* [Given request] Make an exact transcription of the material, leaving out all images.

* [Material provided]

◆ ◆ ◆ ◆ ◆ ◆ ◆

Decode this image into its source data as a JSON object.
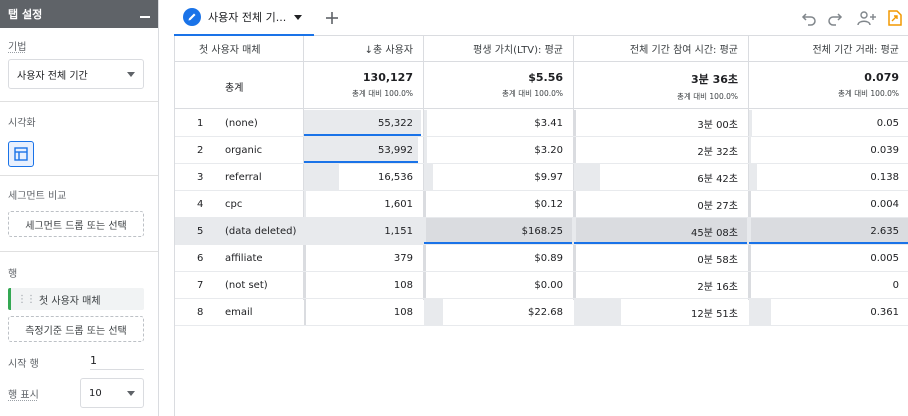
{
  "left_panel": {
    "title": "탭 설정",
    "technique_label": "기법",
    "technique_value": "사용자 전체 기간",
    "visualization_label": "시각화",
    "segment_label": "세그먼트 비교",
    "segment_drop": "세그먼트 드롭 또는 선택",
    "rows_label": "행",
    "row_chip": "첫 사용자 매체",
    "metric_drop": "측정기준 드롭 또는 선택",
    "start_row_label": "시작 행",
    "start_row_value": "1",
    "show_rows_label": "행 표시",
    "show_rows_value": "10"
  },
  "tab": {
    "label": "사용자 전체 기...",
    "icon": "pencil-icon"
  },
  "toolbar_icons": [
    "undo-icon",
    "redo-icon",
    "share-user-icon",
    "export-icon"
  ],
  "table": {
    "headers": [
      "첫 사용자 매체",
      "↓총 사용자",
      "평생 가치(LTV): 평균",
      "전체 기간 참여 시간: 평균",
      "전체 기간 거래: 평균"
    ],
    "totals_label": "총계",
    "totals": [
      {
        "value": "130,127",
        "sub": "총계 대비 100.0%"
      },
      {
        "value": "$5.56",
        "sub": "총계 대비 100.0%"
      },
      {
        "value": "3분 36초",
        "sub": "총계 대비 100.0%"
      },
      {
        "value": "0.079",
        "sub": "총계 대비 100.0%"
      }
    ],
    "rows": [
      {
        "idx": "1",
        "medium": "(none)",
        "users": "55,322",
        "ltv": "$3.41",
        "time": "3분 00초",
        "tx": "0.05",
        "users_frac": 0.99,
        "ltv_frac": 0.02,
        "time_frac": 0.0,
        "tx_frac": 0.02
      },
      {
        "idx": "2",
        "medium": "organic",
        "users": "53,992",
        "ltv": "$3.20",
        "time": "2분 32초",
        "tx": "0.039",
        "users_frac": 0.97,
        "ltv_frac": 0.02,
        "time_frac": 0.0,
        "tx_frac": 0.01
      },
      {
        "idx": "3",
        "medium": "referral",
        "users": "16,536",
        "ltv": "$9.97",
        "time": "6분 42초",
        "tx": "0.138",
        "users_frac": 0.3,
        "ltv_frac": 0.06,
        "time_frac": 0.15,
        "tx_frac": 0.05
      },
      {
        "idx": "4",
        "medium": "cpc",
        "users": "1,601",
        "ltv": "$0.12",
        "time": "0분 27초",
        "tx": "0.004",
        "users_frac": 0.02,
        "ltv_frac": 0.0,
        "time_frac": 0.0,
        "tx_frac": 0.0
      },
      {
        "idx": "5",
        "medium": "(data deleted)",
        "users": "1,151",
        "ltv": "$168.25",
        "time": "45분 08초",
        "tx": "2.635",
        "users_frac": 0.02,
        "ltv_frac": 1.0,
        "time_frac": 1.0,
        "tx_frac": 1.0
      },
      {
        "idx": "6",
        "medium": "affiliate",
        "users": "379",
        "ltv": "$0.89",
        "time": "0분 58초",
        "tx": "0.005",
        "users_frac": 0.0,
        "ltv_frac": 0.0,
        "time_frac": 0.0,
        "tx_frac": 0.0
      },
      {
        "idx": "7",
        "medium": "(not set)",
        "users": "108",
        "ltv": "$0.00",
        "time": "2분 16초",
        "tx": "0",
        "users_frac": 0.0,
        "ltv_frac": 0.0,
        "time_frac": 0.0,
        "tx_frac": 0.0
      },
      {
        "idx": "8",
        "medium": "email",
        "users": "108",
        "ltv": "$22.68",
        "time": "12분 51초",
        "tx": "0.361",
        "users_frac": 0.0,
        "ltv_frac": 0.13,
        "time_frac": 0.27,
        "tx_frac": 0.14
      }
    ]
  },
  "colors": {
    "accent": "#1a73e8",
    "header_bg": "#5f6368",
    "highlight_row": "#e8eaed",
    "chip_green": "#34a853",
    "export_orange": "#f29900"
  }
}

◆ ◆ ◆ ◆ ◆ ◆ ◆

* [Result for this exercise]
Decode this image into its source data as a JSON object.
{
  "left_panel": {
    "title": "탭 설정",
    "technique_label": "기법",
    "technique_value": "사용자 전체 기간",
    "visualization_label": "시각화",
    "segment_label": "세그먼트 비교",
    "segment_drop": "세그먼트 드롭 또는 선택",
    "rows_label": "행",
    "row_chip": "첫 사용자 매체",
    "metric_drop": "측정기준 드롭 또는 선택",
    "start_row_label": "시작 행",
    "start_row_value": "1",
    "show_rows_label": "행 표시",
    "show_rows_value": "10"
  },
  "tab": {
    "label": "사용자 전체 기...",
    "icon": "pencil-icon"
  },
  "toolbar_icons": [
    "undo-icon",
    "redo-icon",
    "share-user-icon",
    "export-icon"
  ],
  "table": {
    "headers": [
      "첫 사용자 매체",
      "↓총 사용자",
      "평생 가치(LTV): 평균",
      "전체 기간 참여 시간: 평균",
      "전체 기간 거래: 평균"
    ],
    "totals_label": "총계",
    "totals": [
      {
        "value": "130,127",
        "sub": "총계 대비 100.0%"
      },
      {
        "value": "$5.56",
        "sub": "총계 대비 100.0%"
      },
      {
        "value": "3분 36초",
        "sub": "총계 대비 100.0%"
      },
      {
        "value": "0.079",
        "sub": "총계 대비 100.0%"
      }
    ],
    "rows": [
      {
        "idx": "1",
        "medium": "(none)",
        "users": "55,322",
        "ltv": "$3.41",
        "time": "3분 00초",
        "tx": "0.05",
        "users_frac": 0.99,
        "ltv_frac": 0.02,
        "time_frac": 0.0,
        "tx_frac": 0.02
      },
      {
        "idx": "2",
        "medium": "organic",
        "users": "53,992",
        "ltv": "$3.20",
        "time": "2분 32초",
        "tx": "0.039",
        "users_frac": 0.97,
        "ltv_frac": 0.02,
        "time_frac": 0.0,
        "tx_frac": 0.01
      },
      {
        "idx": "3",
        "medium": "referral",
        "users": "16,536",
        "ltv": "$9.97",
        "time": "6분 42초",
        "tx": "0.138",
        "users_frac": 0.3,
        "ltv_frac": 0.06,
        "time_frac": 0.15,
        "tx_frac": 0.05
      },
      {
        "idx": "4",
        "medium": "cpc",
        "users": "1,601",
        "ltv": "$0.12",
        "time": "0분 27초",
        "tx": "0.004",
        "users_frac": 0.02,
        "ltv_frac": 0.0,
        "time_frac": 0.0,
        "tx_frac": 0.0
      },
      {
        "idx": "5",
        "medium": "(data deleted)",
        "users": "1,151",
        "ltv": "$168.25",
        "time": "45분 08초",
        "tx": "2.635",
        "users_frac": 0.02,
        "ltv_frac": 1.0,
        "time_frac": 1.0,
        "tx_frac": 1.0
      },
      {
        "idx": "6",
        "medium": "affiliate",
        "users": "379",
        "ltv": "$0.89",
        "time": "0분 58초",
        "tx": "0.005",
        "users_frac": 0.0,
        "ltv_frac": 0.0,
        "time_frac": 0.0,
        "tx_frac": 0.0
      },
      {
        "idx": "7",
        "medium": "(not set)",
        "users": "108",
        "ltv": "$0.00",
        "time": "2분 16초",
        "tx": "0",
        "users_frac": 0.0,
        "ltv_frac": 0.0,
        "time_frac": 0.0,
        "tx_frac": 0.0
      },
      {
        "idx": "8",
        "medium": "email",
        "users": "108",
        "ltv": "$22.68",
        "time": "12분 51초",
        "tx": "0.361",
        "users_frac": 0.0,
        "ltv_frac": 0.13,
        "time_frac": 0.27,
        "tx_frac": 0.14
      }
    ]
  },
  "colors": {
    "accent": "#1a73e8",
    "header_bg": "#5f6368",
    "highlight_row": "#e8eaed",
    "chip_green": "#34a853",
    "export_orange": "#f29900"
  }
}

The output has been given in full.